GOAL:
Filter the records below down to lines containing "tweet".

[Data items]

BEGIN

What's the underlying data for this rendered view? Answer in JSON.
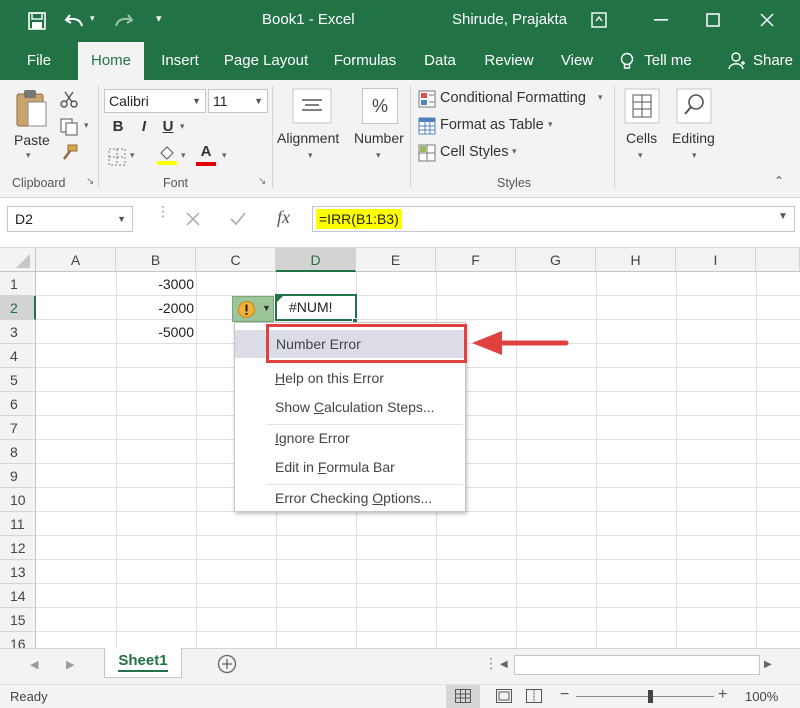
{
  "title_bar": {
    "doc_title": "Book1  -  Excel",
    "user": "Shirude, Prajakta",
    "save_icon": "save-icon",
    "undo_icon": "undo-icon",
    "redo_icon": "redo-icon"
  },
  "tabs": [
    "File",
    "Home",
    "Insert",
    "Page Layout",
    "Formulas",
    "Data",
    "Review",
    "View"
  ],
  "tell_me": "Tell me",
  "share": "Share",
  "ribbon": {
    "clipboard": {
      "paste": "Paste",
      "label": "Clipboard"
    },
    "font": {
      "name": "Calibri",
      "size": "11",
      "bold": "B",
      "italic": "I",
      "underline": "U",
      "label": "Font",
      "font_color_letter": "A"
    },
    "alignment": {
      "label": "Alignment"
    },
    "number": {
      "label": "Number",
      "symbol": "%"
    },
    "styles": {
      "conditional_formatting": "Conditional Formatting",
      "format_as_table": "Format as Table",
      "cell_styles": "Cell Styles",
      "label": "Styles"
    },
    "cells": {
      "label": "Cells"
    },
    "editing": {
      "label": "Editing"
    }
  },
  "formula_bar": {
    "name_box": "D2",
    "fx": "fx",
    "formula": "=IRR(B1:B3)"
  },
  "columns": [
    "A",
    "B",
    "C",
    "D",
    "E",
    "F",
    "G",
    "H",
    "I"
  ],
  "rows": [
    "1",
    "2",
    "3",
    "4",
    "5",
    "6",
    "7",
    "8",
    "9",
    "10",
    "11",
    "12",
    "13",
    "14",
    "15",
    "16"
  ],
  "cells": {
    "B1": "-3000",
    "B2": "-2000",
    "B3": "-5000",
    "D2": "#NUM!"
  },
  "error_menu": {
    "items": [
      "Number Error",
      "Help on this Error",
      "Show Calculation Steps...",
      "Ignore Error",
      "Edit in Formula Bar",
      "Error Checking Options..."
    ]
  },
  "sheet_tabs": [
    "Sheet1"
  ],
  "status": {
    "ready": "Ready",
    "zoom": "100%"
  },
  "colors": {
    "excel_green": "#217346",
    "highlight_yellow": "#ffff00",
    "annotation_red": "#e04040",
    "menu_highlight": "#d4d4e0"
  }
}
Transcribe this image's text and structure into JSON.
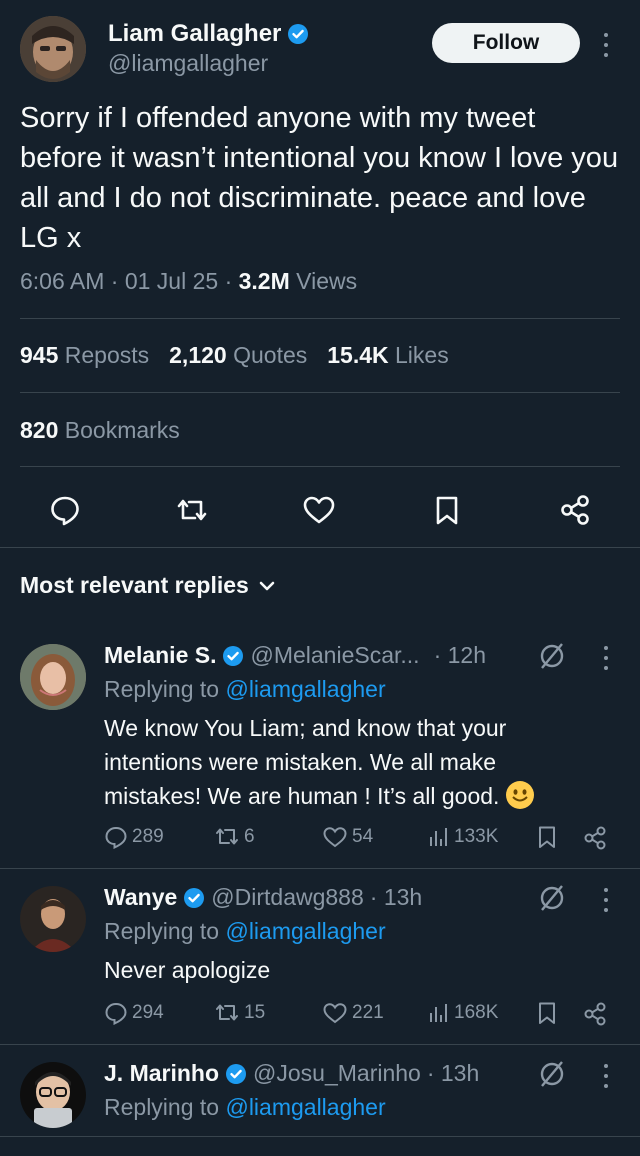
{
  "tweet": {
    "author_name": "Liam Gallagher",
    "author_handle": "@liamgallagher",
    "follow_label": "Follow",
    "text": "Sorry if I offended anyone with my tweet before it wasn’t intentional you know I love you all and I do not discriminate. peace and love LG x",
    "time": "6:06 AM · 01 Jul 25 · ",
    "views_count": "3.2M",
    "views_label": " Views",
    "reposts_count": "945",
    "reposts_label": " Reposts",
    "quotes_count": "2,120",
    "quotes_label": " Quotes",
    "likes_count": "15.4K",
    "likes_label": " Likes",
    "bookmarks_count": "820",
    "bookmarks_label": " Bookmarks"
  },
  "replies_header": "Most relevant replies",
  "replies": [
    {
      "name": "Melanie S.",
      "handle": "@MelanieScar...",
      "time": "· 12h",
      "replying_prefix": "Replying to ",
      "replying_to": "@liamgallagher",
      "text": "We know You Liam; and know that your intentions were mistaken. We all make mistakes! We are human ! It’s all good.",
      "replies": "289",
      "reposts": "6",
      "likes": "54",
      "views": "133K"
    },
    {
      "name": "Wanye",
      "handle": "@Dirtdawg888",
      "time": "· 13h",
      "replying_prefix": "Replying to ",
      "replying_to": "@liamgallagher",
      "text": "Never apologize",
      "replies": "294",
      "reposts": "15",
      "likes": "221",
      "views": "168K"
    },
    {
      "name": "J. Marinho",
      "handle": "@Josu_Marinho",
      "time": "· 13h",
      "replying_prefix": "Replying to ",
      "replying_to": "@liamgallagher"
    }
  ],
  "colors": {
    "background": "#15202b",
    "text": "#f7f9f9",
    "muted": "#8b98a5",
    "accent": "#1d9bf0",
    "divider": "#38444d"
  }
}
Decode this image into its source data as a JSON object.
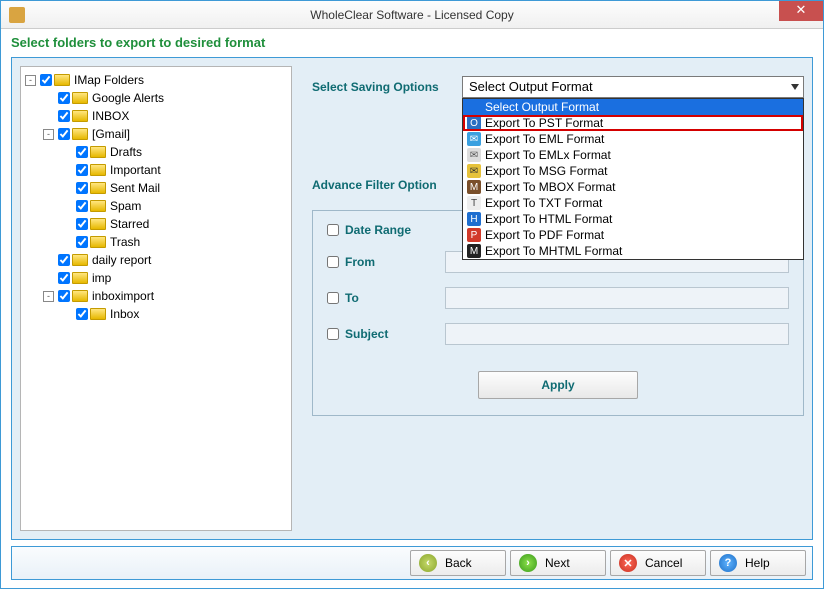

END

FULL SOLUTION:
  "tweet": {
    "text": "Sorry if I offended anyone with my tweet before it wasn’t intentional you know I love you all and I do not discriminate. peace and love LG x",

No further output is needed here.